** START **

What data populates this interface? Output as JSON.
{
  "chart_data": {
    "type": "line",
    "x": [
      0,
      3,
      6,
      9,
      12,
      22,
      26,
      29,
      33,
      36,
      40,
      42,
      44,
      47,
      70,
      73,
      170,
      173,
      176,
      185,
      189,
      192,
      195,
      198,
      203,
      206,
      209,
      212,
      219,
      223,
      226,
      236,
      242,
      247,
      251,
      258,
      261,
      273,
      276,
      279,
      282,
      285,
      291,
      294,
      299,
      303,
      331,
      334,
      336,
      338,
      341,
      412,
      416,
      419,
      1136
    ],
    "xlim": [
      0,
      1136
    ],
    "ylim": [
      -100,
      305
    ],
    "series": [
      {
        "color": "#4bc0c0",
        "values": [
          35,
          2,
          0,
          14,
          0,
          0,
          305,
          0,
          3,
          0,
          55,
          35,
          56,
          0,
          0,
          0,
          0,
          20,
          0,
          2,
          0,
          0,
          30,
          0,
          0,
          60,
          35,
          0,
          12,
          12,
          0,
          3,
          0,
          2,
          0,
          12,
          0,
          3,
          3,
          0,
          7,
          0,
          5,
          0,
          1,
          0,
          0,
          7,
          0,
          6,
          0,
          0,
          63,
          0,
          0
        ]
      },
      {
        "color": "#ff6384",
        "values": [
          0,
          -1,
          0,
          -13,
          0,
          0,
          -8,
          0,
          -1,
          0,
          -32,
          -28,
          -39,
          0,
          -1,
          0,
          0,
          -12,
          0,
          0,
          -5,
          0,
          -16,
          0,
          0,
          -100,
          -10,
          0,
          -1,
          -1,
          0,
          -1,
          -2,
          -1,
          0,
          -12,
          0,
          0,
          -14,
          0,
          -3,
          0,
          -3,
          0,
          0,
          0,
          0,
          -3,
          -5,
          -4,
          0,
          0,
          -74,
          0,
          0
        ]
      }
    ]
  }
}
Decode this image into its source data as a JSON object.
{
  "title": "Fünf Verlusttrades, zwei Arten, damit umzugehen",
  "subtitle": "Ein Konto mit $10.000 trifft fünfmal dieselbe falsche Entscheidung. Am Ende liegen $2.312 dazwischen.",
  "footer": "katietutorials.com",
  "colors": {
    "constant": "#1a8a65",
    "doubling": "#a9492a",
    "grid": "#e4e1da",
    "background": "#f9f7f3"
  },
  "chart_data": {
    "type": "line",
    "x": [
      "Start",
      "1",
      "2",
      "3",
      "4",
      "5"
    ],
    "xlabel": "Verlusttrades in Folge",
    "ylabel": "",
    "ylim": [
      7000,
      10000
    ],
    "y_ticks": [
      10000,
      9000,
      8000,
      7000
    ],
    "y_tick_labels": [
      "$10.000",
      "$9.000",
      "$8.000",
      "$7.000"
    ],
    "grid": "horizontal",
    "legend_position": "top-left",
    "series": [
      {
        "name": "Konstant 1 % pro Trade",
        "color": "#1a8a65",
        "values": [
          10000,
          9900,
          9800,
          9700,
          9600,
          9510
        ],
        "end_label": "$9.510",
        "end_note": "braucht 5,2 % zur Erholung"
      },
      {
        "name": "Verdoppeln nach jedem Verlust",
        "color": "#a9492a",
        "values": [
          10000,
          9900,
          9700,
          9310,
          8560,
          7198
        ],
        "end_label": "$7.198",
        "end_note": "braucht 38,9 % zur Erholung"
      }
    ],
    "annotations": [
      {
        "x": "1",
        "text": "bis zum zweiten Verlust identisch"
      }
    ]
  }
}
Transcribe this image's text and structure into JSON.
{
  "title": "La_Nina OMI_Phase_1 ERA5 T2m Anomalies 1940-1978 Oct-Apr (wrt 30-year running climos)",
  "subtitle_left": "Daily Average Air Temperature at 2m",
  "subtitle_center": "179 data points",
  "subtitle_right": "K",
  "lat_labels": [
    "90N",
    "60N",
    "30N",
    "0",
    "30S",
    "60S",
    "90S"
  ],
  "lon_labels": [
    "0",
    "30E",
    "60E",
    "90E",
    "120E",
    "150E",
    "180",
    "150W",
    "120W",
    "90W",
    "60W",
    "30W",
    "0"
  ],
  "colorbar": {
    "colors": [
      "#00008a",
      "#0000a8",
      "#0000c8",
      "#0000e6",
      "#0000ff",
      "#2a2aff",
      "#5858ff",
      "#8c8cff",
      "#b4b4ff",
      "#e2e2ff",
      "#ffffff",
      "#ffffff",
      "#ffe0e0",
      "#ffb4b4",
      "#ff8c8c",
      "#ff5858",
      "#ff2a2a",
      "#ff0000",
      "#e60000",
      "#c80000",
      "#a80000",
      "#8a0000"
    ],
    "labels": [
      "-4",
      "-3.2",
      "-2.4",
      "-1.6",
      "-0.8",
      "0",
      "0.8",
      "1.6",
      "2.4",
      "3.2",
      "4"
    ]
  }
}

** END **

> [Task prompt]
Each line above must be reproduced exactly as it stands.

> [The output]
What data populates this interface? Output as JSON.
{
  "chart_data": {
    "type": "line",
    "x": [
      0,
      3,
      6,
      9,
      12,
      22,
      26,
      29,
      33,
      36,
      40,
      42,
      44,
      47,
      70,
      73,
      170,
      173,
      176,
      185,
      189,
      192,
      195,
      198,
      203,
      206,
      209,
      212,
      219,
      223,
      226,
      236,
      242,
      247,
      251,
      258,
      261,
      273,
      276,
      279,
      282,
      285,
      291,
      294,
      299,
      303,
      331,
      334,
      336,
      338,
      341,
      412,
      416,
      419,
      1136
    ],
    "xlim": [
      0,
      1136
    ],
    "ylim": [
      -100,
      305
    ],
    "series": [
      {
        "color": "#4bc0c0",
        "values": [
          35,
          2,
          0,
          14,
          0,
          0,
          305,
          0,
          3,
          0,
          55,
          35,
          56,
          0,
          0,
          0,
          0,
          20,
          0,
          2,
          0,
          0,
          30,
          0,
          0,
          60,
          35,
          0,
          12,
          12,
          0,
          3,
          0,
          2,
          0,
          12,
          0,
          3,
          3,
          0,
          7,
          0,
          5,
          0,
          1,
          0,
          0,
          7,
          0,
          6,
          0,
          0,
          63,
          0,
          0
        ]
      },
      {
        "color": "#ff6384",
        "values": [
          0,
          -1,
          0,
          -13,
          0,
          0,
          -8,
          0,
          -1,
          0,
          -32,
          -28,
          -39,
          0,
          -1,
          0,
          0,
          -12,
          0,
          0,
          -5,
          0,
          -16,
          0,
          0,
          -100,
          -10,
          0,
          -1,
          -1,
          0,
          -1,
          -2,
          -1,
          0,
          -12,
          0,
          0,
          -14,
          0,
          -3,
          0,
          -3,
          0,
          0,
          0,
          0,
          -3,
          -5,
          -4,
          0,
          0,
          -74,
          0,
          0
        ]
      }
    ]
  }
}
Decode this image into its source data as a JSON object.
{
  "title": "Fünf Verlusttrades, zwei Arten, damit umzugehen",
  "subtitle": "Ein Konto mit $10.000 trifft fünfmal dieselbe falsche Entscheidung. Am Ende liegen $2.312 dazwischen.",
  "footer": "katietutorials.com",
  "colors": {
    "constant": "#1a8a65",
    "doubling": "#a9492a",
    "grid": "#e4e1da",
    "background": "#f9f7f3"
  },
  "chart_data": {
    "type": "line",
    "x": [
      "Start",
      "1",
      "2",
      "3",
      "4",
      "5"
    ],
    "xlabel": "Verlusttrades in Folge",
    "ylabel": "",
    "ylim": [
      7000,
      10000
    ],
    "y_ticks": [
      10000,
      9000,
      8000,
      7000
    ],
    "y_tick_labels": [
      "$10.000",
      "$9.000",
      "$8.000",
      "$7.000"
    ],
    "grid": "horizontal",
    "legend_position": "top-left",
    "series": [
      {
        "name": "Konstant 1 % pro Trade",
        "color": "#1a8a65",
        "values": [
          10000,
          9900,
          9800,
          9700,
          9600,
          9510
        ],
        "end_label": "$9.510",
        "end_note": "braucht 5,2 % zur Erholung"
      },
      {
        "name": "Verdoppeln nach jedem Verlust",
        "color": "#a9492a",
        "values": [
          10000,
          9900,
          9700,
          9310,
          8560,
          7198
        ],
        "end_label": "$7.198",
        "end_note": "braucht 38,9 % zur Erholung"
      }
    ],
    "annotations": [
      {
        "x": "1",
        "text": "bis zum zweiten Verlust identisch"
      }
    ]
  }
}
Transcribe this image's text and structure into JSON.
{
  "title": "La_Nina OMI_Phase_1 ERA5 T2m Anomalies 1940-1978 Oct-Apr (wrt 30-year running climos)",
  "subtitle_left": "Daily Average Air Temperature at 2m",
  "subtitle_center": "179 data points",
  "subtitle_right": "K",
  "lat_labels": [
    "90N",
    "60N",
    "30N",
    "0",
    "30S",
    "60S",
    "90S"
  ],
  "lon_labels": [
    "0",
    "30E",
    "60E",
    "90E",
    "120E",
    "150E",
    "180",
    "150W",
    "120W",
    "90W",
    "60W",
    "30W",
    "0"
  ],
  "colorbar": {
    "colors": [
      "#00008a",
      "#0000a8",
      "#0000c8",
      "#0000e6",
      "#0000ff",
      "#2a2aff",
      "#5858ff",
      "#8c8cff",
      "#b4b4ff",
      "#e2e2ff",
      "#ffffff",
      "#ffffff",
      "#ffe0e0",
      "#ffb4b4",
      "#ff8c8c",
      "#ff5858",
      "#ff2a2a",
      "#ff0000",
      "#e60000",
      "#c80000",
      "#a80000",
      "#8a0000"
    ],
    "labels": [
      "-4",
      "-3.2",
      "-2.4",
      "-1.6",
      "-0.8",
      "0",
      "0.8",
      "1.6",
      "2.4",
      "3.2",
      "4"
    ]
  }
}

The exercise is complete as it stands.